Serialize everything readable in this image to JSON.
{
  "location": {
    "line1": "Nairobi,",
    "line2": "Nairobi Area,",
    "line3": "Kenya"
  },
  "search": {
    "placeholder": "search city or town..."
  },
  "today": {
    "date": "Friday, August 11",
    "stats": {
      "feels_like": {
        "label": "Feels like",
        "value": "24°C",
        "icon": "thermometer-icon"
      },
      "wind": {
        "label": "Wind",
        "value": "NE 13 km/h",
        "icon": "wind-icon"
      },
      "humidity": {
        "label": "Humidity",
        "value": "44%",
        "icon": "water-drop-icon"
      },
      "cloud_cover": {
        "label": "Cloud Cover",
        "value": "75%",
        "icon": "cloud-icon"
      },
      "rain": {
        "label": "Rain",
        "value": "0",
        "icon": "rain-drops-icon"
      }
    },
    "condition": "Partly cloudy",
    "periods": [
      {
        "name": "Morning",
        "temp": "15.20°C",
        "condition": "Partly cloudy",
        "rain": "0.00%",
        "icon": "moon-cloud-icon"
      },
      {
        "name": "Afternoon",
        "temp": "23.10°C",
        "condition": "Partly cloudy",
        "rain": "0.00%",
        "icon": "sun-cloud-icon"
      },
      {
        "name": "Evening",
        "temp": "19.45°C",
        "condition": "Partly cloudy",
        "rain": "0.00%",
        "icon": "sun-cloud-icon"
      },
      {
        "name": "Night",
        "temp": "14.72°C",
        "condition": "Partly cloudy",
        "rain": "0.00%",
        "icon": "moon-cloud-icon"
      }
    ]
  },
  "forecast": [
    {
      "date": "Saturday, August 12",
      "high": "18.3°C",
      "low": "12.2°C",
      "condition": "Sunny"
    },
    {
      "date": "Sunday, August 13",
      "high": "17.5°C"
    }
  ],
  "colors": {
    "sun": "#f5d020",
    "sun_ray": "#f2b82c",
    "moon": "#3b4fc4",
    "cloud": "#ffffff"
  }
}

* Problem *
Return every line above that contains the word "date".

* Solution to the exercise *
    "date": "Friday, August 11",
      "date": "Saturday, August 12",
      "date": "Sunday, August 13",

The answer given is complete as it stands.